Copy out the listing that follows, exact in every word, and skip the images.
((
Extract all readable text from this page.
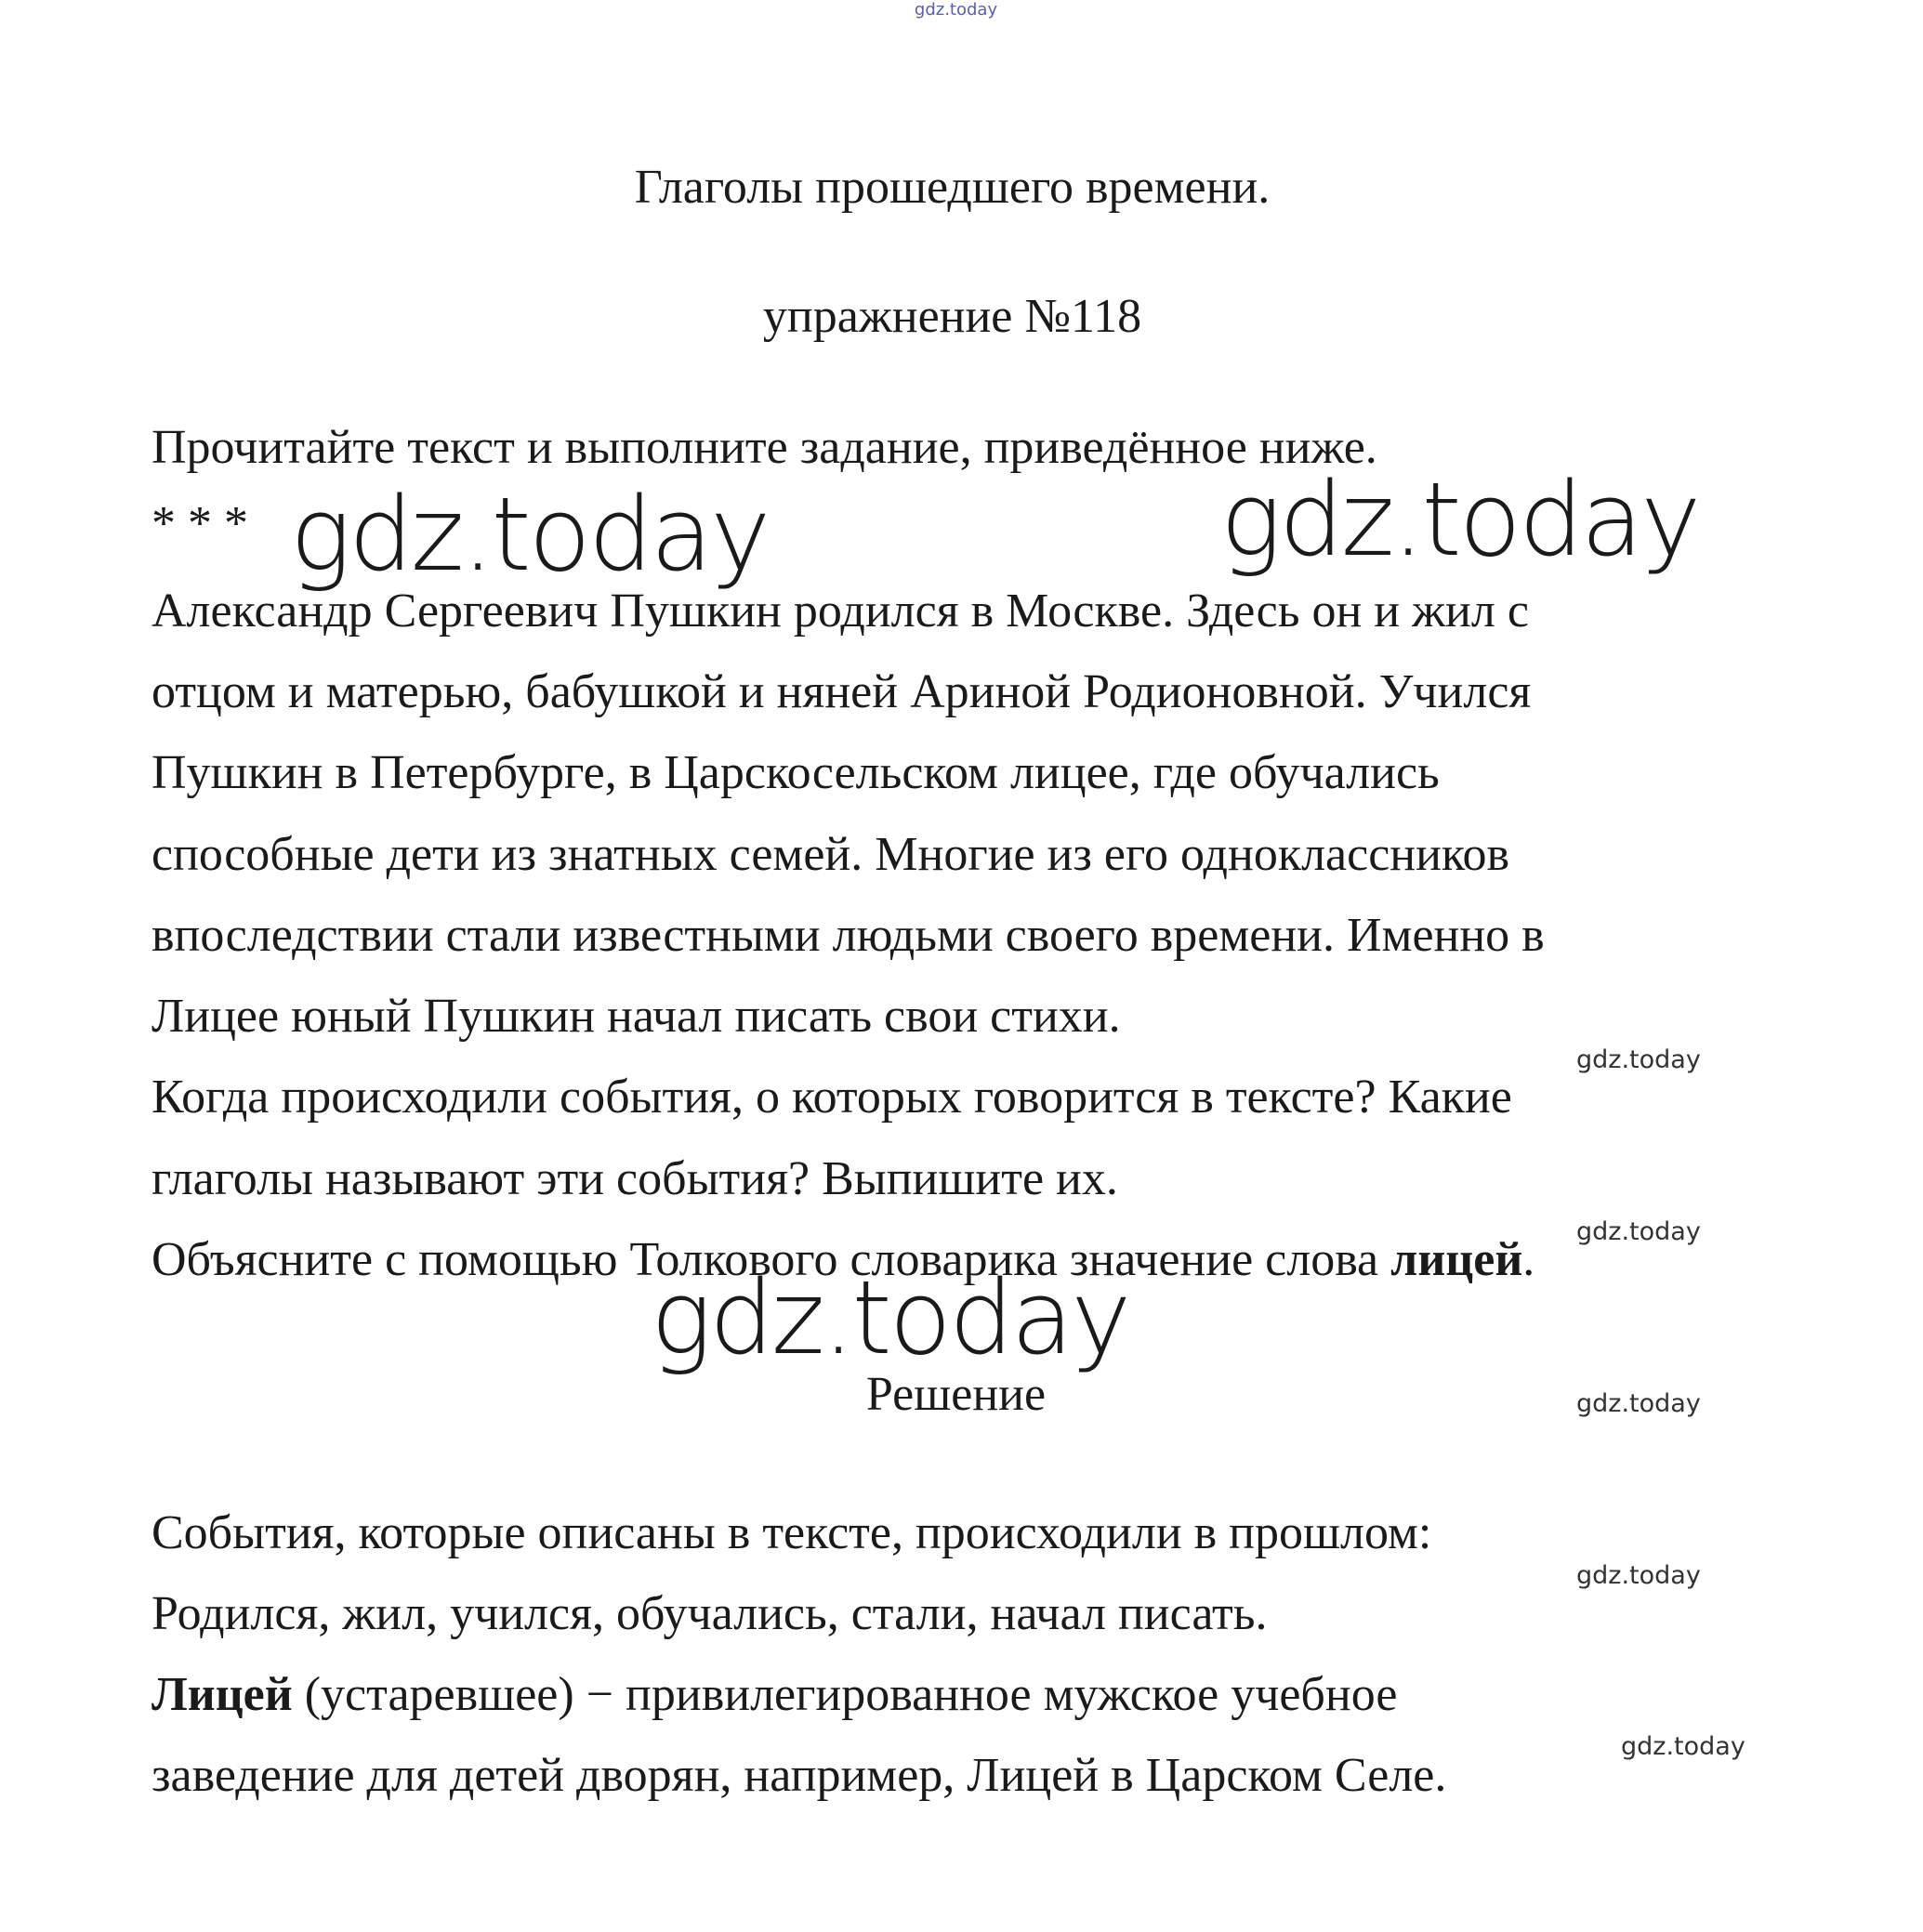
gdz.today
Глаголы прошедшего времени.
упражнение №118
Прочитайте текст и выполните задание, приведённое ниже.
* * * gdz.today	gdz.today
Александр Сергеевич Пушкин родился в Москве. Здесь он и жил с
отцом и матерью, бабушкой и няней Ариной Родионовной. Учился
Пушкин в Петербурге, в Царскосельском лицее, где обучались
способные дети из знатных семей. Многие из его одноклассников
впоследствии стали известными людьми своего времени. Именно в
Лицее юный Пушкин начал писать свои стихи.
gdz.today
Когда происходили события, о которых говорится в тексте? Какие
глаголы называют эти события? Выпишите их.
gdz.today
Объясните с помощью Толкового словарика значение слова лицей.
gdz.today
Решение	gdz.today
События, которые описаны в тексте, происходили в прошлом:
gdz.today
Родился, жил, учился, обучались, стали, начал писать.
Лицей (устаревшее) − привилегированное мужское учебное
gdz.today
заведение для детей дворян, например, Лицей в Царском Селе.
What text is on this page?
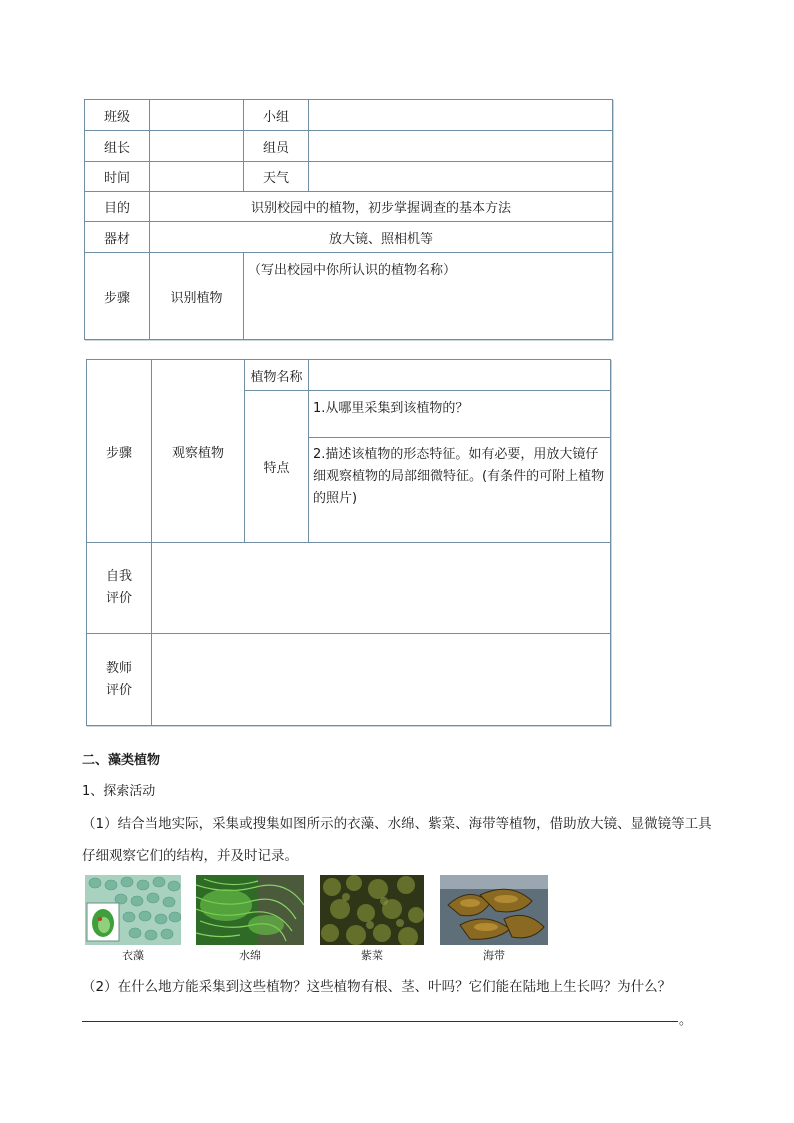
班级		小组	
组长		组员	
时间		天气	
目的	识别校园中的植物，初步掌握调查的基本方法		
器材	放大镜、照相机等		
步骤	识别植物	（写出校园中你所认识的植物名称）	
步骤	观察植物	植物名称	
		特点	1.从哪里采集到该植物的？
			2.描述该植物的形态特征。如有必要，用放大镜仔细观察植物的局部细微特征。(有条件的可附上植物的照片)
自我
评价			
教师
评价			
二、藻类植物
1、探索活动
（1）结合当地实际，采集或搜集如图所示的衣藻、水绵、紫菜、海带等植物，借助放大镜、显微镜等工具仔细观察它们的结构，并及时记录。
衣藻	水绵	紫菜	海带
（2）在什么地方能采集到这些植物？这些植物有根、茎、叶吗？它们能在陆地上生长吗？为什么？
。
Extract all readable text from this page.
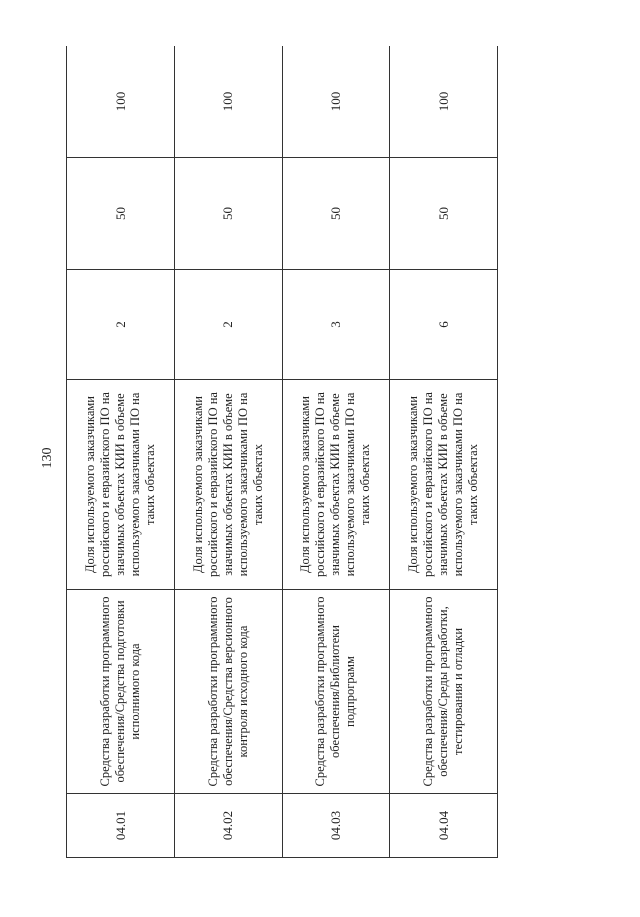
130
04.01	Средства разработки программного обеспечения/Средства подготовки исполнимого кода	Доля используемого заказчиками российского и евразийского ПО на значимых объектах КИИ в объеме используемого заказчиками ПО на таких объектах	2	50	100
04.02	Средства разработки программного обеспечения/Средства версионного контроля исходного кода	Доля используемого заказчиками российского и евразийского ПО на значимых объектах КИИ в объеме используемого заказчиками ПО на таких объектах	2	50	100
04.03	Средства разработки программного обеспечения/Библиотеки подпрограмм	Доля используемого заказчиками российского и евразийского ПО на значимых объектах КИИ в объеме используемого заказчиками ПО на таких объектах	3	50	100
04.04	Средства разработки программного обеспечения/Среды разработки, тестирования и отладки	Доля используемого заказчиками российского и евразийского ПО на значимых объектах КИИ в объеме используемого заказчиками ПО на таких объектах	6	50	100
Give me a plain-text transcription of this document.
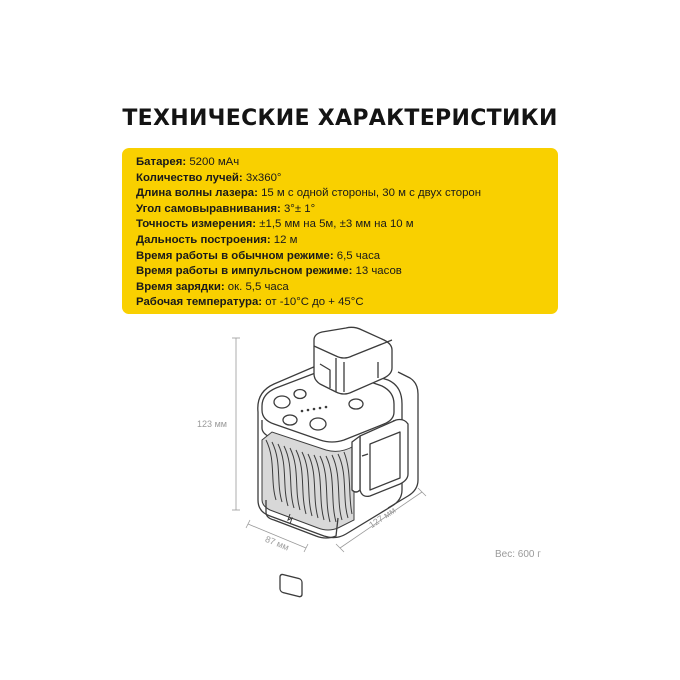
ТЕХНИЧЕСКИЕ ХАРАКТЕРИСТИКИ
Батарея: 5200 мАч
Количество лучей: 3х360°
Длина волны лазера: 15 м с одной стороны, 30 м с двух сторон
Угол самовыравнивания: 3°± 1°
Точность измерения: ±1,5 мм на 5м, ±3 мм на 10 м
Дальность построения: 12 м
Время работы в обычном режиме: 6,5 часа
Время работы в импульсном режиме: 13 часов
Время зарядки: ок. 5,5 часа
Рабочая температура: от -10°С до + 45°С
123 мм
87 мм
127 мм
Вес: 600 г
))
• Task solution:
Extract all readable text from this page.
gdz.today
Глаголы прошедшего времени.
упражнение №118
Прочитайте текст и выполните задание, приведённое ниже.
* * * gdz.today	gdz.today
Александр Сергеевич Пушкин родился в Москве. Здесь он и жил с
отцом и матерью, бабушкой и няней Ариной Родионовной. Учился
Пушкин в Петербурге, в Царскосельском лицее, где обучались
способные дети из знатных семей. Многие из его одноклассников
впоследствии стали известными людьми своего времени. Именно в
Лицее юный Пушкин начал писать свои стихи.
gdz.today
Когда происходили события, о которых говорится в тексте? Какие
глаголы называют эти события? Выпишите их.
gdz.today
Объясните с помощью Толкового словарика значение слова лицей.
gdz.today
Решение	gdz.today
События, которые описаны в тексте, происходили в прошлом:
gdz.today
Родился, жил, учился, обучались, стали, начал писать.
Лицей (устаревшее) − привилегированное мужское учебное
gdz.today
заведение для детей дворян, например, Лицей в Царском Селе.
What text is on this page?
班级		小组	
组长		组员	
时间		天气	
目的	识别校园中的植物，初步掌握调查的基本方法		
器材	放大镜、照相机等		
步骤	识别植物	（写出校园中你所认识的植物名称）	
步骤	观察植物	植物名称	
		特点	1.从哪里采集到该植物的？
			2.描述该植物的形态特征。如有必要，用放大镜仔细观察植物的局部细微特征。(有条件的可附上植物的照片)
自我
评价			
教师
评价			
二、藻类植物
1、探索活动
（1）结合当地实际，采集或搜集如图所示的衣藻、水绵、紫菜、海带等植物，借助放大镜、显微镜等工具仔细观察它们的结构，并及时记录。
衣藻	水绵	紫菜	海带
（2）在什么地方能采集到这些植物？这些植物有根、茎、叶吗？它们能在陆地上生长吗？为什么？
。
Extract all readable text from this page.
130
04.01	Средства разработки программного обеспечения/Средства подготовки исполнимого кода	Доля используемого заказчиками российского и евразийского ПО на значимых объектах КИИ в объеме используемого заказчиками ПО на таких объектах	2	50	100
04.02	Средства разработки программного обеспечения/Средства версионного контроля исходного кода	Доля используемого заказчиками российского и евразийского ПО на значимых объектах КИИ в объеме используемого заказчиками ПО на таких объектах	2	50	100
04.03	Средства разработки программного обеспечения/Библиотеки подпрограмм	Доля используемого заказчиками российского и евразийского ПО на значимых объектах КИИ в объеме используемого заказчиками ПО на таких объектах	3	50	100
04.04	Средства разработки программного обеспечения/Среды разработки, тестирования и отладки	Доля используемого заказчиками российского и евразийского ПО на значимых объектах КИИ в объеме используемого заказчиками ПО на таких объектах	6	50	100
Give me a plain-text transcription of this document.
ТЕХНИЧЕСКИЕ ХАРАКТЕРИСТИКИ
Батарея: 5200 мАч
Количество лучей: 3х360°
Длина волны лазера: 15 м с одной стороны, 30 м с двух сторон
Угол самовыравнивания: 3°± 1°
Точность измерения: ±1,5 мм на 5м, ±3 мм на 10 м
Дальность построения: 12 м
Время работы в обычном режиме: 6,5 часа
Время работы в импульсном режиме: 13 часов
Время зарядки: ок. 5,5 часа
Рабочая температура: от -10°С до + 45°С
123 мм
87 мм
127 мм
Вес: 600 г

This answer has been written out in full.